> [The request]:
Copy out all lines where "воздуха" appears.

> [Entries from a dataset]:

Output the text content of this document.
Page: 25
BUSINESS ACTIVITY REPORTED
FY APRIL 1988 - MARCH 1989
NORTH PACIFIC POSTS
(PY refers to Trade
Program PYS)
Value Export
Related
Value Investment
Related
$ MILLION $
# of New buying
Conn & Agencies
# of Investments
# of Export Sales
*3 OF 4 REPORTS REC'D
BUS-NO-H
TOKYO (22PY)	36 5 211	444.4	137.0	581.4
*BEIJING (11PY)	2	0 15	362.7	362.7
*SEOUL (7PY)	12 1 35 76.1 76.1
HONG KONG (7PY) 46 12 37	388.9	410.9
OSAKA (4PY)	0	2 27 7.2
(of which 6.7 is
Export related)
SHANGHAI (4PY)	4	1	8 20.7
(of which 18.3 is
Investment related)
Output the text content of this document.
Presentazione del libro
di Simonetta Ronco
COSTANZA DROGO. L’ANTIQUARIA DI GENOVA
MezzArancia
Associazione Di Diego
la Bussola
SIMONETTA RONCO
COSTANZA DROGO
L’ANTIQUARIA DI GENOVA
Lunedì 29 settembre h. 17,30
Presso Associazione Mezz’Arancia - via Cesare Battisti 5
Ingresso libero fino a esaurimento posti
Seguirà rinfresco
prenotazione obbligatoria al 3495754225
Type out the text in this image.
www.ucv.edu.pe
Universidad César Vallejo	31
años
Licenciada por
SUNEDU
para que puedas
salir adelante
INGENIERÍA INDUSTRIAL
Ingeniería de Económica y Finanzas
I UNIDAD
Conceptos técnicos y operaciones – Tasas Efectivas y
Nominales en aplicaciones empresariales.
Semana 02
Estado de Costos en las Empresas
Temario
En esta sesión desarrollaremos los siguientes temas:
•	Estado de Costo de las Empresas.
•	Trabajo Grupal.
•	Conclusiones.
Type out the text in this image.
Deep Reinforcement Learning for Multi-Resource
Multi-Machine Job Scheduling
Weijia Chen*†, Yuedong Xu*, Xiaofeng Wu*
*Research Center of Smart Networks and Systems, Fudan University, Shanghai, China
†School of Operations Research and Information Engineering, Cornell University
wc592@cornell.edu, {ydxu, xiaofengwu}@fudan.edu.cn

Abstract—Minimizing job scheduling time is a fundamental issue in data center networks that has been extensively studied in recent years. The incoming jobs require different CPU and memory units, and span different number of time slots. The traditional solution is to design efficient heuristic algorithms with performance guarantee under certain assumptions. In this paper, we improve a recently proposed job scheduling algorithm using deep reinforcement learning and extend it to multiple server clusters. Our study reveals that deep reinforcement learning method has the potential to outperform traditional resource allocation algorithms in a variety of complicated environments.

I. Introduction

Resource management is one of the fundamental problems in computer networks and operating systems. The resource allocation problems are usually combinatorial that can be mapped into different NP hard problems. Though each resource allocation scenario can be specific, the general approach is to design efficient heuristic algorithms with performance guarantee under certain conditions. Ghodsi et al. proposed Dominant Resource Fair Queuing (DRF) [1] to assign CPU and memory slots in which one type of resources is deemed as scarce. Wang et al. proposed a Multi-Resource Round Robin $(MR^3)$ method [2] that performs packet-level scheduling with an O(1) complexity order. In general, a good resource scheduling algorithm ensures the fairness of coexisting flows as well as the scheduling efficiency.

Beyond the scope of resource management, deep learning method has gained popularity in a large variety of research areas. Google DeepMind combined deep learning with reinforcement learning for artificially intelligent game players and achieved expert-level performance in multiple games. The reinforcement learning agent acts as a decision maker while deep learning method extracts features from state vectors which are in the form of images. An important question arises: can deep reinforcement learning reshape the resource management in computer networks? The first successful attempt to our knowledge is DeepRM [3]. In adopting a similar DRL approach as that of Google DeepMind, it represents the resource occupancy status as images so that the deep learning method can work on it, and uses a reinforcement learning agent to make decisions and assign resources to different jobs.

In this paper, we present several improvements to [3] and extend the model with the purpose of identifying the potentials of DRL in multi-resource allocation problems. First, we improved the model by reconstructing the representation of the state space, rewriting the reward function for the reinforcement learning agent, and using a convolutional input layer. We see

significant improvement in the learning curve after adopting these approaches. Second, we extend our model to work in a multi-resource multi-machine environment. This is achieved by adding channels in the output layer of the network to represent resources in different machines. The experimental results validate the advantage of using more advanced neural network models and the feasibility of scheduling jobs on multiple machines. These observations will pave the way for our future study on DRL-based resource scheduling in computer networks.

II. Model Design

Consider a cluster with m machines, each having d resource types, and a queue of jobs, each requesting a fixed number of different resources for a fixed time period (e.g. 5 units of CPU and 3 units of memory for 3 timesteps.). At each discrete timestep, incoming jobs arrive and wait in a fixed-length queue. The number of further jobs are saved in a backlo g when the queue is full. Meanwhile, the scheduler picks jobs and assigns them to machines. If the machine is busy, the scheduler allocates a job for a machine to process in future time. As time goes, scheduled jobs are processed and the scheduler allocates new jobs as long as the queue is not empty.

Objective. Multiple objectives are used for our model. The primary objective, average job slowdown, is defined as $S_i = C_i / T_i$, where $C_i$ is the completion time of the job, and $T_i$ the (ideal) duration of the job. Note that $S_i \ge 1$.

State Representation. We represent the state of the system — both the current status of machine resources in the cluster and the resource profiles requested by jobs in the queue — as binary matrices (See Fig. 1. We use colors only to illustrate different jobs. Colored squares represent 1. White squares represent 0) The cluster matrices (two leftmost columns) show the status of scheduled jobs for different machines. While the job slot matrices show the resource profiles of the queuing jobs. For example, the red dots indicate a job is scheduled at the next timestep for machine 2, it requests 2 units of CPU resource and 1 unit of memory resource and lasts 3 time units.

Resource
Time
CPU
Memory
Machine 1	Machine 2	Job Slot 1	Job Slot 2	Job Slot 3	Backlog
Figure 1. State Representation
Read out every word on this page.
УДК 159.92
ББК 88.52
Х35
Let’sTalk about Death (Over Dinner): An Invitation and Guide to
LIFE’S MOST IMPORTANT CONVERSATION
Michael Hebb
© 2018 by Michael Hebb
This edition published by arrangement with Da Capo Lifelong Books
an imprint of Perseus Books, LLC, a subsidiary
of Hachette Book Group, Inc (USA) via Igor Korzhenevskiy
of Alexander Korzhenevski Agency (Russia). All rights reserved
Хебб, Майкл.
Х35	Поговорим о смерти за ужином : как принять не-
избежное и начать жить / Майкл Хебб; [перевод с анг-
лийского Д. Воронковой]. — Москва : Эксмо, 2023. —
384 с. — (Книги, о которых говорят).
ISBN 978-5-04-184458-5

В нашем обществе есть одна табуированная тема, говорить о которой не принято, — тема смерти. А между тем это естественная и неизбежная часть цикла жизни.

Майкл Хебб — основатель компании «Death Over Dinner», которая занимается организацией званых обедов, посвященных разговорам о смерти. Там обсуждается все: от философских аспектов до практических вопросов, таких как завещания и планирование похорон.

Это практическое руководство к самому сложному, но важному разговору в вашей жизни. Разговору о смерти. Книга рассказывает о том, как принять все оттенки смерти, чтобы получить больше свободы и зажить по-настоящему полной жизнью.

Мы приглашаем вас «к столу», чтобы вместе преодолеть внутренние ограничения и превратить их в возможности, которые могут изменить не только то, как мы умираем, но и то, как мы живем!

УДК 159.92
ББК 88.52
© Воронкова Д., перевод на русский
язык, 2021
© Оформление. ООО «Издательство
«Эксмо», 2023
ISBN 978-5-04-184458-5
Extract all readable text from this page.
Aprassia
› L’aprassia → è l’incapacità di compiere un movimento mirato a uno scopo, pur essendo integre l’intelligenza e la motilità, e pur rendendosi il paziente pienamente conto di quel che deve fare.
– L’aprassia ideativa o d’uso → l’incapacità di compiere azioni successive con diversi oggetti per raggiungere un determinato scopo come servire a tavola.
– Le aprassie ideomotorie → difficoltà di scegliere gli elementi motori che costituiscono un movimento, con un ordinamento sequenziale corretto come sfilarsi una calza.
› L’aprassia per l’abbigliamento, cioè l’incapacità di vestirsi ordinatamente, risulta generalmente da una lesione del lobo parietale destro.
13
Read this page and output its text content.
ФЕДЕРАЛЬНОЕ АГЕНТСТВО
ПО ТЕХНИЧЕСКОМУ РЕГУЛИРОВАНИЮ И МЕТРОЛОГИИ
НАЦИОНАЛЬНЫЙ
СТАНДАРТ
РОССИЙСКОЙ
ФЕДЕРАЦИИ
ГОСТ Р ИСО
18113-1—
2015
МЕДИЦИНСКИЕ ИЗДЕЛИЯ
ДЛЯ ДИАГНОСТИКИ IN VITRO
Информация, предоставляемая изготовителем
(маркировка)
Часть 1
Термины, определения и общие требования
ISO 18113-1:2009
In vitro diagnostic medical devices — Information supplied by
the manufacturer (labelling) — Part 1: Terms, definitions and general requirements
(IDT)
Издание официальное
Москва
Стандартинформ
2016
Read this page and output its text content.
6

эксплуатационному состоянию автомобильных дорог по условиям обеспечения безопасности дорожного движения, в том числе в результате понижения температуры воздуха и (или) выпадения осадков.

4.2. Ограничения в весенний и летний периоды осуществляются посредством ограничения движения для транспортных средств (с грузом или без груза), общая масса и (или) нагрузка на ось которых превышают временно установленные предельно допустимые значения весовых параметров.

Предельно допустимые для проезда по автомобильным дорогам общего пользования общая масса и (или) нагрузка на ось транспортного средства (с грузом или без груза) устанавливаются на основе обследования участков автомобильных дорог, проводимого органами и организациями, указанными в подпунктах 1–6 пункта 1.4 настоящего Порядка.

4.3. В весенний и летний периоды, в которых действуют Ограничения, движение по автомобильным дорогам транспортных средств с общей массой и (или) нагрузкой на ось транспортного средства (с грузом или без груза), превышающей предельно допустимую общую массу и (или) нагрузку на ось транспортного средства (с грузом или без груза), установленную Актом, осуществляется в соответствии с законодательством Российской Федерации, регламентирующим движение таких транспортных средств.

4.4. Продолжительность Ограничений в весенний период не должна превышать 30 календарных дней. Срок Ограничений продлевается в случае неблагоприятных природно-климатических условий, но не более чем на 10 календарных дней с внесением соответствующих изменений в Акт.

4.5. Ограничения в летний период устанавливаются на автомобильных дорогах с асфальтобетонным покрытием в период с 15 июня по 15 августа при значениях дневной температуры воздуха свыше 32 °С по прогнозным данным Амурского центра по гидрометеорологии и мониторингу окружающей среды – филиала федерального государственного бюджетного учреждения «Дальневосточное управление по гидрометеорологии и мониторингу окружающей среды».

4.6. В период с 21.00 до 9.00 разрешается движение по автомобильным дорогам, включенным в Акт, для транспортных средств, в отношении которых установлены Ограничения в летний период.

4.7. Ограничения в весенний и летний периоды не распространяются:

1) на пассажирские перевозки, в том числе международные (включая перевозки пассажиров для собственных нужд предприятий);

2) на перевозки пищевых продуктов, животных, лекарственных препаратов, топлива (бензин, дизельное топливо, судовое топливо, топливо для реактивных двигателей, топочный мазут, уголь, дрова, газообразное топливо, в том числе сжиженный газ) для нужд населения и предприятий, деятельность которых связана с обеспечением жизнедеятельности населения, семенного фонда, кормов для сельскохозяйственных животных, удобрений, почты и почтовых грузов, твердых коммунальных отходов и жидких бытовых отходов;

> [Result for this task]:
эксплуатационному состоянию автомобильных дорог по условиям обеспечения безопасности дорожного движения, в том числе в результате понижения температуры воздуха и (или) выпадения осадков.
4.5. Ограничения в летний период устанавливаются на автомобильных дорогах с асфальтобетонным покрытием в период с 15 июня по 15 августа при значениях дневной температуры воздуха свыше 32 °С по прогнозным данным Амурского центра по гидрометеорологии и мониторингу окружающей среды – филиала федерального государственного бюджетного учреждения «Дальневосточное управление по гидрометеорологии и мониторингу окружающей среды».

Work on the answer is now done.